**Directive:** Extract every record, keeping each one exactly as it is.
+ + +
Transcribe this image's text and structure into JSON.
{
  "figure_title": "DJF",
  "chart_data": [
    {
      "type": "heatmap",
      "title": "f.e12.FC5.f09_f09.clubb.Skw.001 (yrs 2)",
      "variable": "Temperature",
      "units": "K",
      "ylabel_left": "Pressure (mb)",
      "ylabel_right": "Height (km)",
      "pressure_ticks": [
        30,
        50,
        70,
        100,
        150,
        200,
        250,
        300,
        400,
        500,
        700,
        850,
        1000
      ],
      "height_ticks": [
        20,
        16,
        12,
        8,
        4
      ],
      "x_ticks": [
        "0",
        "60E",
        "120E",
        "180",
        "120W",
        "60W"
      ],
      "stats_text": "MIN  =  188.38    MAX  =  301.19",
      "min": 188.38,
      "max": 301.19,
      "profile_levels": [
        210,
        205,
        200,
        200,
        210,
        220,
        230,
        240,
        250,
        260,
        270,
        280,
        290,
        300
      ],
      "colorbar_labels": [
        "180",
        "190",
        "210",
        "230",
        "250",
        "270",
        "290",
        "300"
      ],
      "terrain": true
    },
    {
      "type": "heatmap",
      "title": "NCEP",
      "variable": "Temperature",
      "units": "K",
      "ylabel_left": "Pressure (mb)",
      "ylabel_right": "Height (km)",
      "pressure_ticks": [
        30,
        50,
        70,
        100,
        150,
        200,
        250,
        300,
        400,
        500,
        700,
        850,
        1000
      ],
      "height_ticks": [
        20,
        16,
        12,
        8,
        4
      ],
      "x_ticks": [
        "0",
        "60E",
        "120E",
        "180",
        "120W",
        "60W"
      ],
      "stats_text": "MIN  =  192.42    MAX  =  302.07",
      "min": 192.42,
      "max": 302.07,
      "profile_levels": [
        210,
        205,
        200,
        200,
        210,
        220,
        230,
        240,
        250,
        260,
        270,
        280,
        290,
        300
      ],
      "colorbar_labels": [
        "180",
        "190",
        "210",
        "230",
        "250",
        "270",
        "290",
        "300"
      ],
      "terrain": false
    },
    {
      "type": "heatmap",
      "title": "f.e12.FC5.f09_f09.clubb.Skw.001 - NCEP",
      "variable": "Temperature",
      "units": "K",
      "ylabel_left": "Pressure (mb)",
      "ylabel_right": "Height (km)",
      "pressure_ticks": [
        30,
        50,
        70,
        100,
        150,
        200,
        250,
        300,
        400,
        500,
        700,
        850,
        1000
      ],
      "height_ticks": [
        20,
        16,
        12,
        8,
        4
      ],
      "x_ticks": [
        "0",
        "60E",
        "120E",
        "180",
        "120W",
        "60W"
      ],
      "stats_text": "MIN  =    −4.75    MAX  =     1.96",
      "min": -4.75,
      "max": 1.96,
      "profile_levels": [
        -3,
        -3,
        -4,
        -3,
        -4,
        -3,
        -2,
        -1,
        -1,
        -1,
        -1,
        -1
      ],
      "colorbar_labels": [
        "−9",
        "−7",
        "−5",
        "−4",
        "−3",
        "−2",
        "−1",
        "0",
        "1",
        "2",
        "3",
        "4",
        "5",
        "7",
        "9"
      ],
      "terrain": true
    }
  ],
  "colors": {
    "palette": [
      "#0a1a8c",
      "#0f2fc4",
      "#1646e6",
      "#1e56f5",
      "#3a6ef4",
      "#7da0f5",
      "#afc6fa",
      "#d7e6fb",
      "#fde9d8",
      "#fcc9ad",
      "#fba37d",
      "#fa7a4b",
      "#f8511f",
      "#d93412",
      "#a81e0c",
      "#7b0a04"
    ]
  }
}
+ + +
**In response:**
Transcribe this image's text and structure into JSON.
{
  "figure_title": "DJF",
  "chart_data": [
    {
      "type": "heatmap",
      "title": "f.e12.FC5.f09_f09.clubb.Skw.001 (yrs 2)",
      "variable": "Temperature",
      "units": "K",
      "ylabel_left": "Pressure (mb)",
      "ylabel_right": "Height (km)",
      "pressure_ticks": [
        30,
        50,
        70,
        100,
        150,
        200,
        250,
        300,
        400,
        500,
        700,
        850,
        1000
      ],
      "height_ticks": [
        20,
        16,
        12,
        8,
        4
      ],
      "x_ticks": [
        "0",
        "60E",
        "120E",
        "180",
        "120W",
        "60W"
      ],
      "stats_text": "MIN  =  188.38    MAX  =  301.19",
      "min": 188.38,
      "max": 301.19,
      "profile_levels": [
        210,
        205,
        200,
        200,
        210,
        220,
        230,
        240,
        250,
        260,
        270,
        280,
        290,
        300
      ],
      "colorbar_labels": [
        "180",
        "190",
        "210",
        "230",
        "250",
        "270",
        "290",
        "300"
      ],
      "terrain": true
    },
    {
      "type": "heatmap",
      "title": "NCEP",
      "variable": "Temperature",
      "units": "K",
      "ylabel_left": "Pressure (mb)",
      "ylabel_right": "Height (km)",
      "pressure_ticks": [
        30,
        50,
        70,
        100,
        150,
        200,
        250,
        300,
        400,
        500,
        700,
        850,
        1000
      ],
      "height_ticks": [
        20,
        16,
        12,
        8,
        4
      ],
      "x_ticks": [
        "0",
        "60E",
        "120E",
        "180",
        "120W",
        "60W"
      ],
      "stats_text": "MIN  =  192.42    MAX  =  302.07",
      "min": 192.42,
      "max": 302.07,
      "profile_levels": [
        210,
        205,
        200,
        200,
        210,
        220,
        230,
        240,
        250,
        260,
        270,
        280,
        290,
        300
      ],
      "colorbar_labels": [
        "180",
        "190",
        "210",
        "230",
        "250",
        "270",
        "290",
        "300"
      ],
      "terrain": false
    },
    {
      "type": "heatmap",
      "title": "f.e12.FC5.f09_f09.clubb.Skw.001 - NCEP",
      "variable": "Temperature",
      "units": "K",
      "ylabel_left": "Pressure (mb)",
      "ylabel_right": "Height (km)",
      "pressure_ticks": [
        30,
        50,
        70,
        100,
        150,
        200,
        250,
        300,
        400,
        500,
        700,
        850,
        1000
      ],
      "height_ticks": [
        20,
        16,
        12,
        8,
        4
      ],
      "x_ticks": [
        "0",
        "60E",
        "120E",
        "180",
        "120W",
        "60W"
      ],
      "stats_text": "MIN  =    −4.75    MAX  =     1.96",
      "min": -4.75,
      "max": 1.96,
      "profile_levels": [
        -3,
        -3,
        -4,
        -3,
        -4,
        -3,
        -2,
        -1,
        -1,
        -1,
        -1,
        -1
      ],
      "colorbar_labels": [
        "−9",
        "−7",
        "−5",
        "−4",
        "−3",
        "−2",
        "−1",
        "0",
        "1",
        "2",
        "3",
        "4",
        "5",
        "7",
        "9"
      ],
      "terrain": true
    }
  ],
  "colors": {
    "palette": [
      "#0a1a8c",
      "#0f2fc4",
      "#1646e6",
      "#1e56f5",
      "#3a6ef4",
      "#7da0f5",
      "#afc6fa",
      "#d7e6fb",
      "#fde9d8",
      "#fcc9ad",
      "#fba37d",
      "#fa7a4b",
      "#f8511f",
      "#d93412",
      "#a81e0c",
      "#7b0a04"
    ]
  }
}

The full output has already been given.